Exercise directions: Look below for the line with "OCR this image.", then repeat it and all lines after it, exactly, minus any pictures.

Materials provided:
+ + + + + + +
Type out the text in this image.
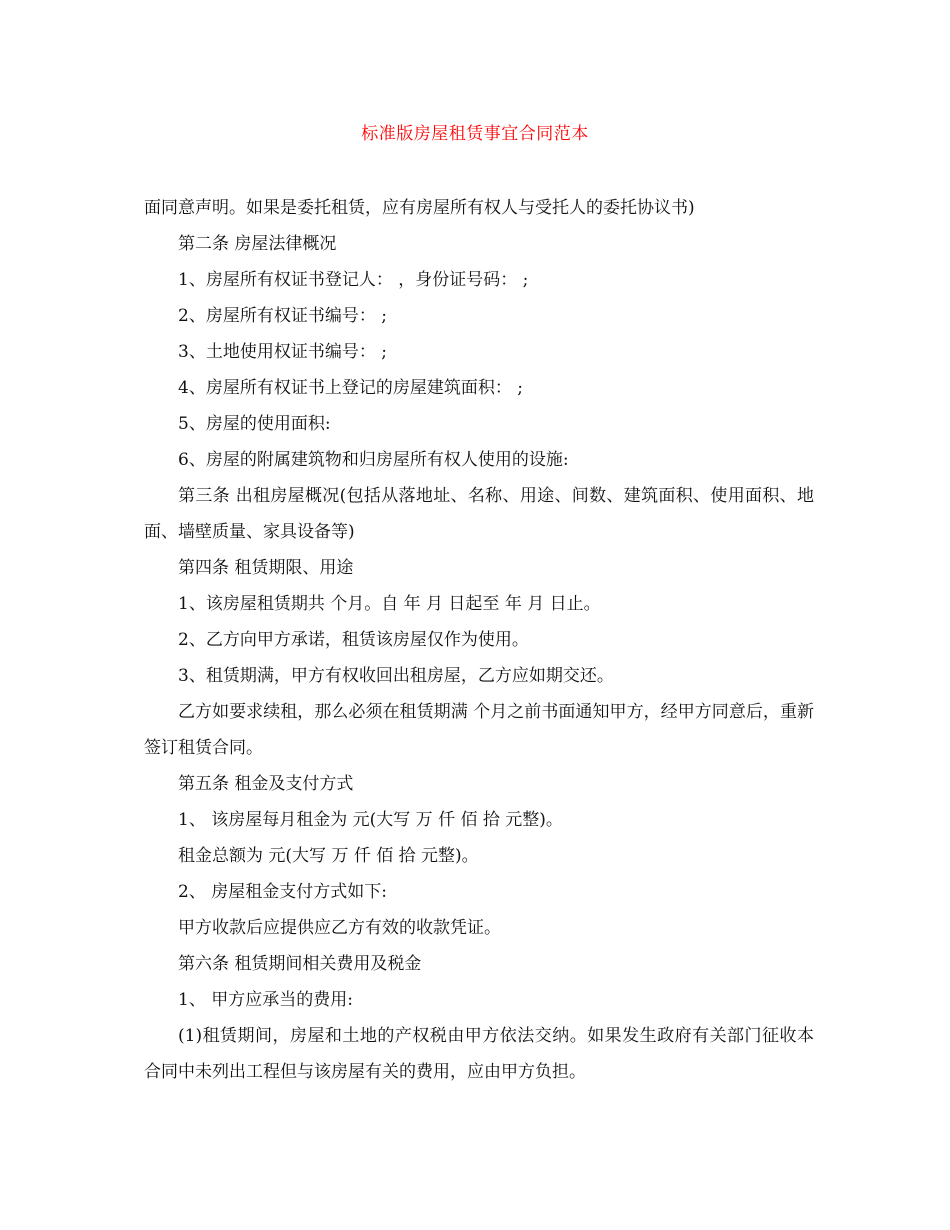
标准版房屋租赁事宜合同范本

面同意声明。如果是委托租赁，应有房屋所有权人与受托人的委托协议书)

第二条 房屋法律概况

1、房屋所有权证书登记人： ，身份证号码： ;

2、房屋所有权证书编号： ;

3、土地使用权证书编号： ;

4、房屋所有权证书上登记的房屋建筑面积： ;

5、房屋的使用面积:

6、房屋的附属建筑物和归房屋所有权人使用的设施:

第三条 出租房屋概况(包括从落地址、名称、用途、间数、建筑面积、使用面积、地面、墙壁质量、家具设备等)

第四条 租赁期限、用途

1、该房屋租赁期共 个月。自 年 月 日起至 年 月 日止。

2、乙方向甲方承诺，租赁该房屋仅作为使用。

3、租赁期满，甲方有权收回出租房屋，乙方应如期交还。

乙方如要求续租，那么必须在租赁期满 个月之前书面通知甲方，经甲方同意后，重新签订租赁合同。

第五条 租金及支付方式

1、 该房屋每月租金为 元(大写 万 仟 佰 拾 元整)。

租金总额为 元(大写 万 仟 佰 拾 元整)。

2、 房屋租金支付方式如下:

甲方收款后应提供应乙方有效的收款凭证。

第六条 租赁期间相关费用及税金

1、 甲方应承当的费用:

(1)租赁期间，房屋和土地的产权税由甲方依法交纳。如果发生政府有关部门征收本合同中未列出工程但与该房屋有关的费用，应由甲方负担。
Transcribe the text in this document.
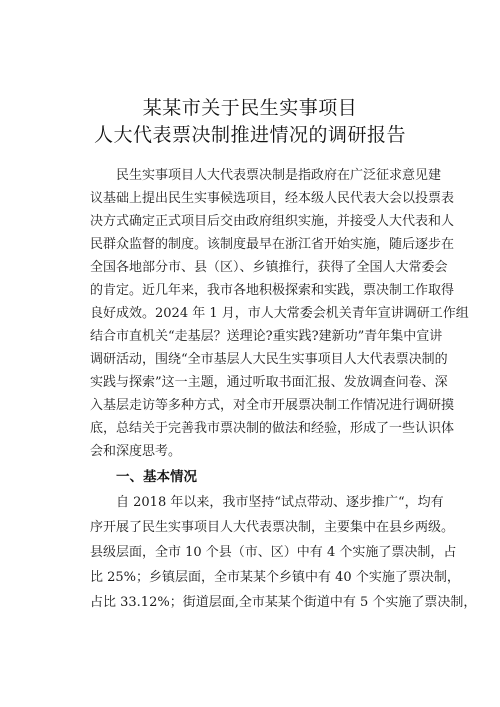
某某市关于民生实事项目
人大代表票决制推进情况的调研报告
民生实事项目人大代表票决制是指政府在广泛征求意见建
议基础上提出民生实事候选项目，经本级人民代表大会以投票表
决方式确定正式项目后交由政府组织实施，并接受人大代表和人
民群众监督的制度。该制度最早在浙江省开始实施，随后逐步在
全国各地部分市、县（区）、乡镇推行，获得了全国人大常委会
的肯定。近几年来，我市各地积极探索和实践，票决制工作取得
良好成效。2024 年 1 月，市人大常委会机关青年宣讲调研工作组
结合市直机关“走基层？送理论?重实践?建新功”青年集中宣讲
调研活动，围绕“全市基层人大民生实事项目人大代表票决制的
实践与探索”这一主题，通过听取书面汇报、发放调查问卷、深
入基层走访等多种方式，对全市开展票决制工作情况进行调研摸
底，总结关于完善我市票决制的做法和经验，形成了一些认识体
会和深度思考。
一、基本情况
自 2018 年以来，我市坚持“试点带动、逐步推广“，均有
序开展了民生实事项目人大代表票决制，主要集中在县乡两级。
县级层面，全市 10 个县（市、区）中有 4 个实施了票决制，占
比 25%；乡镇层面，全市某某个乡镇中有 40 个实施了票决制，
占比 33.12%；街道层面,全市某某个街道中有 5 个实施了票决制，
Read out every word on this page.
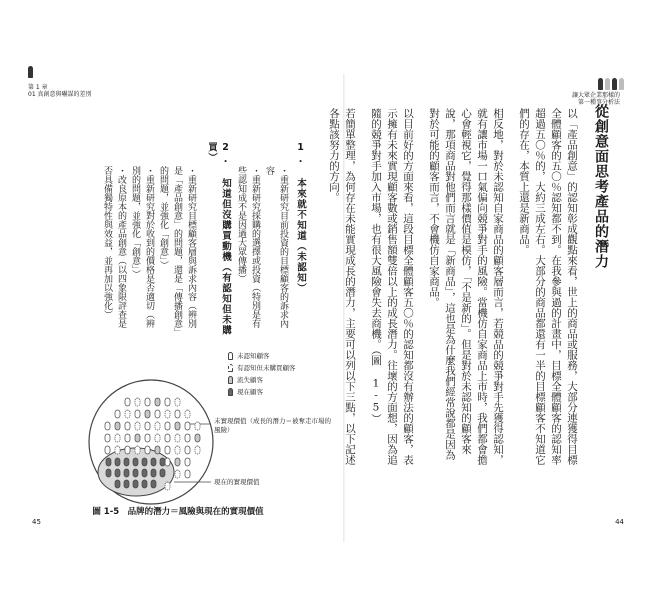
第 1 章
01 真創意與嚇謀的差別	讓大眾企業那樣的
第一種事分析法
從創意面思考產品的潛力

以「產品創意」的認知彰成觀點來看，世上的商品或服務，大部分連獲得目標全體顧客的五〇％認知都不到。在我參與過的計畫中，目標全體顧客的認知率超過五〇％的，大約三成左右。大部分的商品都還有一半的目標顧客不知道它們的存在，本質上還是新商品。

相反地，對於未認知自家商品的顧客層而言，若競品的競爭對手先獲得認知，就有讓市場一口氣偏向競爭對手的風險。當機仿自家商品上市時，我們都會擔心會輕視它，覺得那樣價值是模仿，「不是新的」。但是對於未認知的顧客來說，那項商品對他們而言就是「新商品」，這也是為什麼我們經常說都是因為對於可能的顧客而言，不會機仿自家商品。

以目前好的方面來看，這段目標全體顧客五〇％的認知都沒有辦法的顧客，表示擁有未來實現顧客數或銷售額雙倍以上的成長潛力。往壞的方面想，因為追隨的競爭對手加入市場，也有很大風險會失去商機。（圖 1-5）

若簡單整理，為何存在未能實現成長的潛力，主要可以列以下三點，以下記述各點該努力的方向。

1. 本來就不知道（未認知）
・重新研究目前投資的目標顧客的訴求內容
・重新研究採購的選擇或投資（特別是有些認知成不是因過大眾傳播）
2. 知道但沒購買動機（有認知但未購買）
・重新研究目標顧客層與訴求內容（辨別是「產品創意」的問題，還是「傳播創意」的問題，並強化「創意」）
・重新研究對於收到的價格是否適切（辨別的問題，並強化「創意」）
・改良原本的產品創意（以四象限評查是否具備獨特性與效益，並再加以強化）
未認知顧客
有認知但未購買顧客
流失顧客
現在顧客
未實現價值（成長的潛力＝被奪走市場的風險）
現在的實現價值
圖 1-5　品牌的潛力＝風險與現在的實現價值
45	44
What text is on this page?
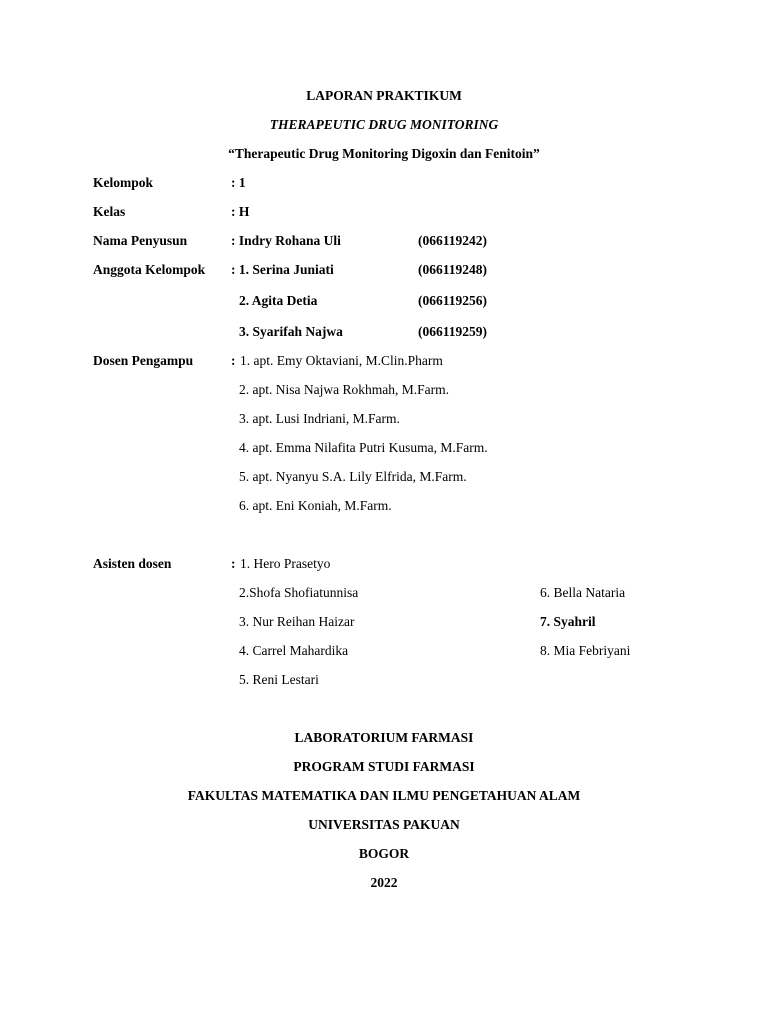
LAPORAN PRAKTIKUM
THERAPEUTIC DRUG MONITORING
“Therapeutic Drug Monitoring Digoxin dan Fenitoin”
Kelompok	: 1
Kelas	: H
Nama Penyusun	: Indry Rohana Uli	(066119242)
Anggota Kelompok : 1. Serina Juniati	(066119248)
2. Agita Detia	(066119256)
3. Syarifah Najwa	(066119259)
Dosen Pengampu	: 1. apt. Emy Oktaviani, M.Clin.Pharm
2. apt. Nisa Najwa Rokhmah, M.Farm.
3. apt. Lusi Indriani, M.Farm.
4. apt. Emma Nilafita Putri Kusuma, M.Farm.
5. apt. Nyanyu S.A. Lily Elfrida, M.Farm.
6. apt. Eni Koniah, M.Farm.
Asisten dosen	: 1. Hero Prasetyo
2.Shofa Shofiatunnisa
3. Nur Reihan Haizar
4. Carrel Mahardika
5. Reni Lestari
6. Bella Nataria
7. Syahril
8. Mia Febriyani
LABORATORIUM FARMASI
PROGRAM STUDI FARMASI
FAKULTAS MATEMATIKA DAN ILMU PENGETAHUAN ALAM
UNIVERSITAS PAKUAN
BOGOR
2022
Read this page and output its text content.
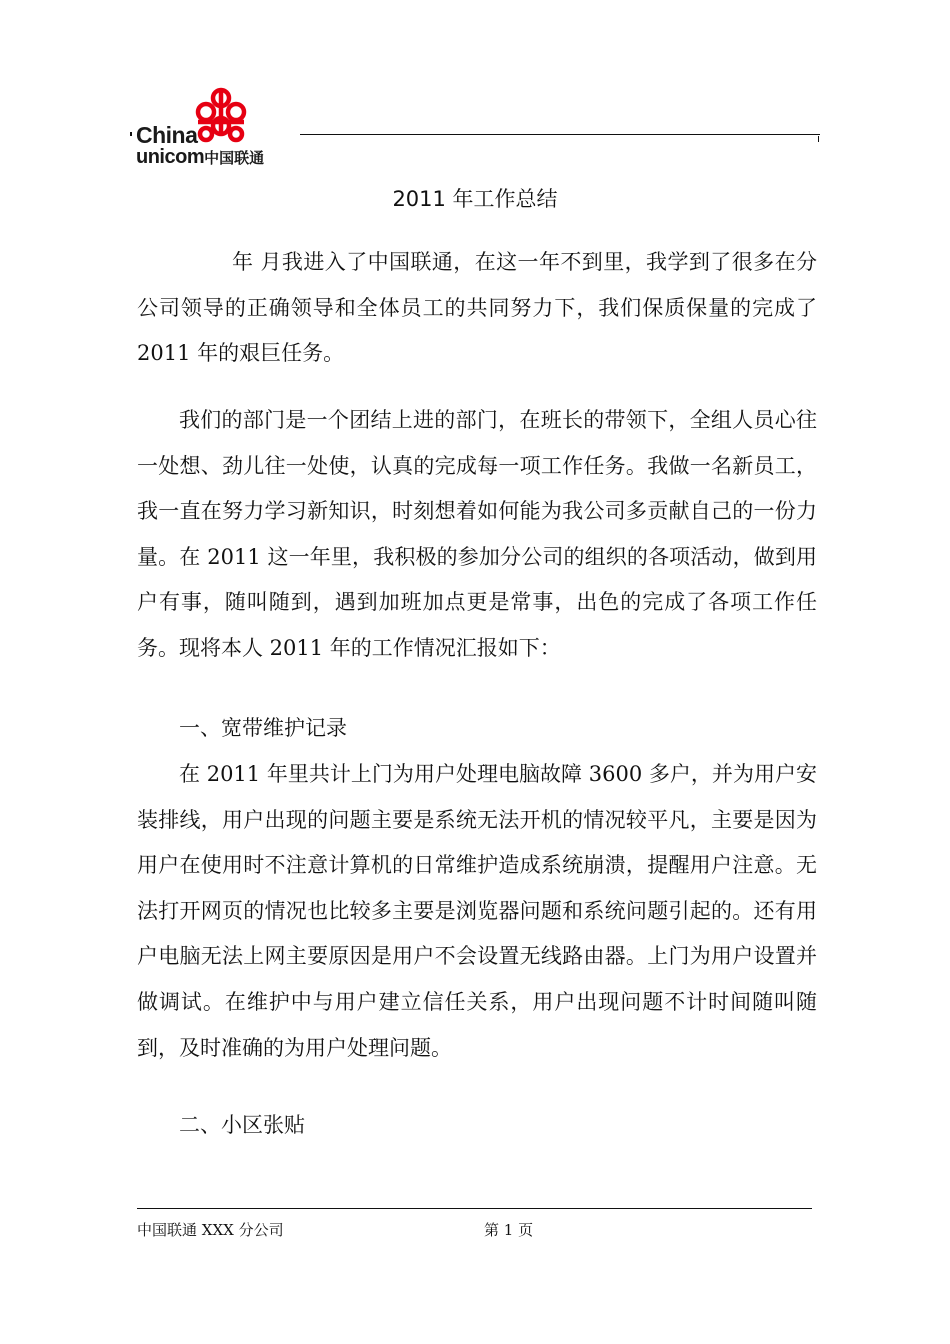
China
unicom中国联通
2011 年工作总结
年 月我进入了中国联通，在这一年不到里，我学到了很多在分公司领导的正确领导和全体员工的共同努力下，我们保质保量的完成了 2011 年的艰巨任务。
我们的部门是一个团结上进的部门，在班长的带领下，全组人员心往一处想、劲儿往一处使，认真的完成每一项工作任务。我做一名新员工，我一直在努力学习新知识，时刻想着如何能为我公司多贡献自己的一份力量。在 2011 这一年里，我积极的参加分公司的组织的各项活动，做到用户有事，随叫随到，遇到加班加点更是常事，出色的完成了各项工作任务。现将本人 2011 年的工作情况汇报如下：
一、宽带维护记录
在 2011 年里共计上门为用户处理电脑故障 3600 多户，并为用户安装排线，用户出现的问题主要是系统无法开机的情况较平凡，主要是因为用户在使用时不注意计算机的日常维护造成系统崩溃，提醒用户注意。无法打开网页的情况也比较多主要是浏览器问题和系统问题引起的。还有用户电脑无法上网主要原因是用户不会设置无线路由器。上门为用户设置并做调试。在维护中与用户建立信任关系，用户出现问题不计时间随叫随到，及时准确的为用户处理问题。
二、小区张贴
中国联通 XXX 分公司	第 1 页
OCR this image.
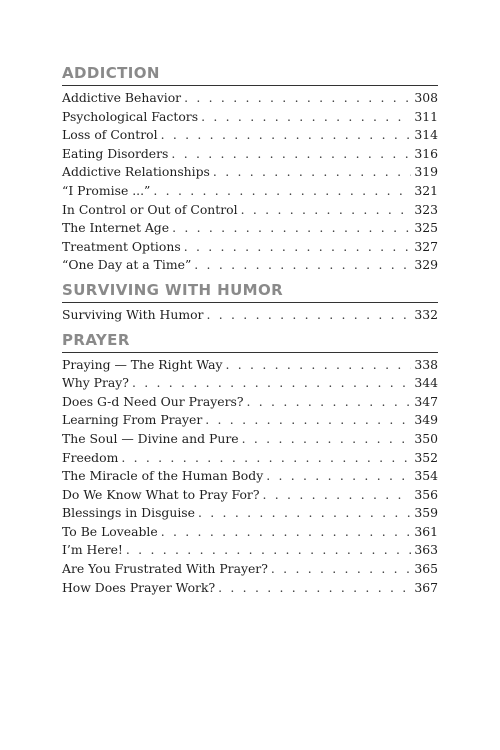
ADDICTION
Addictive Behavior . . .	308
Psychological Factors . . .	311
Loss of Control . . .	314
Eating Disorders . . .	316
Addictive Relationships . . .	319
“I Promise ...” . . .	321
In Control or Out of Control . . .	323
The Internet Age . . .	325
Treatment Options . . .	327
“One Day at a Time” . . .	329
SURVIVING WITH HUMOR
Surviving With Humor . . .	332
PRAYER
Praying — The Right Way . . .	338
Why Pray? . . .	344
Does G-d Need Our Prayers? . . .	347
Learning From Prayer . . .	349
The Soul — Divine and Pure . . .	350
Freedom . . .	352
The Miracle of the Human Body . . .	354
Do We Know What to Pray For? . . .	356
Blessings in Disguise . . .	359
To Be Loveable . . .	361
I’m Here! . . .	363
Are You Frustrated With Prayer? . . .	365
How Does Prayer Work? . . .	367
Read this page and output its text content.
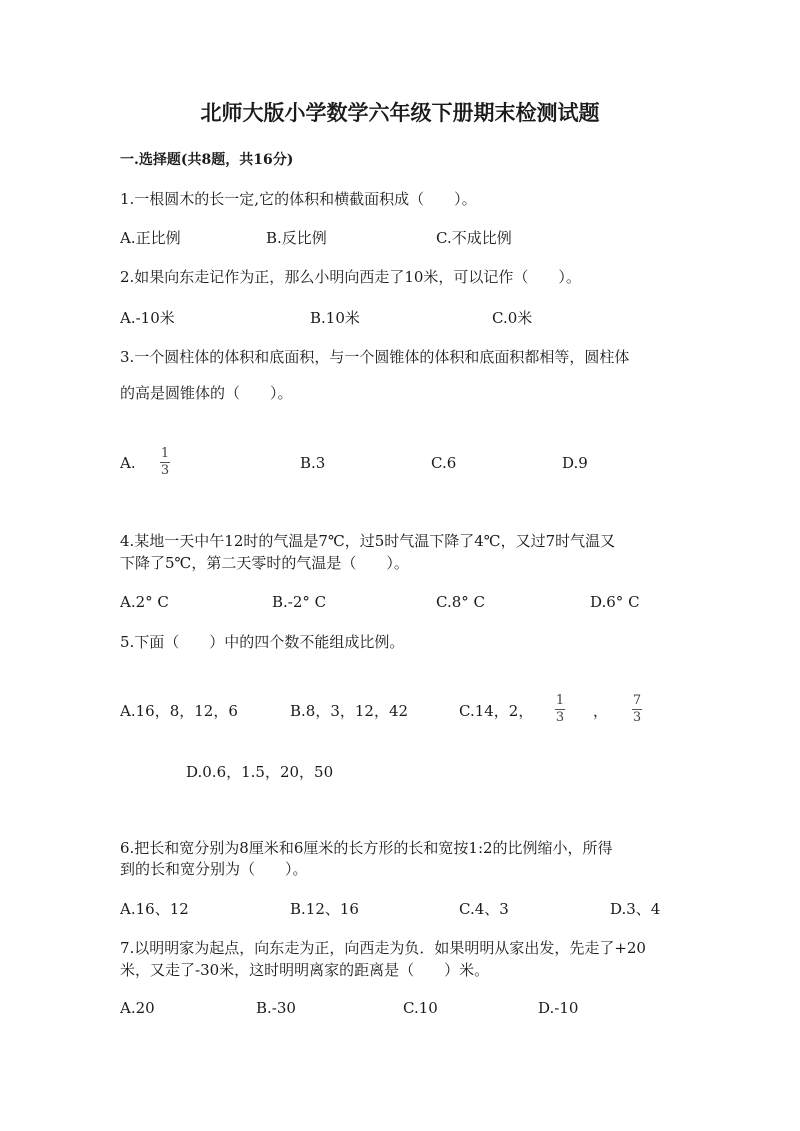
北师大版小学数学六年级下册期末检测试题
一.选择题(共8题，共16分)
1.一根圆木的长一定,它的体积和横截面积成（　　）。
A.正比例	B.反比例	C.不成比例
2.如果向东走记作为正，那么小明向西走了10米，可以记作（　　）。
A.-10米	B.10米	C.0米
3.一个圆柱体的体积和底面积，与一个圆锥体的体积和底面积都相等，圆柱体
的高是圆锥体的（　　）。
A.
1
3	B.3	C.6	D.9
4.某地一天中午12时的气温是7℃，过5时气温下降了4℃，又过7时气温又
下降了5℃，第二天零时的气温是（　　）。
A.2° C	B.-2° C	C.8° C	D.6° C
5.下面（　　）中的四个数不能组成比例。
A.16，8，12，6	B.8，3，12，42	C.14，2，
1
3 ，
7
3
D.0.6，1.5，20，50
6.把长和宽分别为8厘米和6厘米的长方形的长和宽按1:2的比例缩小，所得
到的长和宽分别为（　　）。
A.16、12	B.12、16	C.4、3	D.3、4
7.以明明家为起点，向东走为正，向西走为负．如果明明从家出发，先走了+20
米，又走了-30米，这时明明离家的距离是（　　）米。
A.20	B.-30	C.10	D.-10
+ + + + + + +
Exercise response:
OCR this image.
ADDICTION
Addictive Behavior . . .	308
Psychological Factors . . .	311
Loss of Control . . .	314
Eating Disorders . . .	316
Addictive Relationships . . .	319
“I Promise ...” . . .	321
In Control or Out of Control . . .	323
The Internet Age . . .	325
Treatment Options . . .	327
“One Day at a Time” . . .	329
SURVIVING WITH HUMOR
Surviving With Humor . . .	332
PRAYER
Praying — The Right Way . . .	338
Why Pray? . . .	344
Does G-d Need Our Prayers? . . .	347
Learning From Prayer . . .	349
The Soul — Divine and Pure . . .	350
Freedom . . .	352
The Miracle of the Human Body . . .	354
Do We Know What to Pray For? . . .	356
Blessings in Disguise . . .	359
To Be Loveable . . .	361
I’m Here! . . .	363
Are You Frustrated With Prayer? . . .	365
How Does Prayer Work? . . .	367
Read this page and output its text content.
北师大版小学数学六年级下册期末检测试题
一.选择题(共8题，共16分)
1.一根圆木的长一定,它的体积和横截面积成（　　）。
A.正比例	B.反比例	C.不成比例
2.如果向东走记作为正，那么小明向西走了10米，可以记作（　　）。
A.-10米	B.10米	C.0米
3.一个圆柱体的体积和底面积，与一个圆锥体的体积和底面积都相等，圆柱体
的高是圆锥体的（　　）。
A.
1
3	B.3	C.6	D.9
4.某地一天中午12时的气温是7℃，过5时气温下降了4℃，又过7时气温又
下降了5℃，第二天零时的气温是（　　）。
A.2° C	B.-2° C	C.8° C	D.6° C
5.下面（　　）中的四个数不能组成比例。
A.16，8，12，6	B.8，3，12，42	C.14，2，
1
3 ，
7
3
D.0.6，1.5，20，50
6.把长和宽分别为8厘米和6厘米的长方形的长和宽按1:2的比例缩小，所得
到的长和宽分别为（　　）。
A.16、12	B.12、16	C.4、3	D.3、4
7.以明明家为起点，向东走为正，向西走为负．如果明明从家出发，先走了+20
米，又走了-30米，这时明明离家的距离是（　　）米。
A.20	B.-30	C.10	D.-10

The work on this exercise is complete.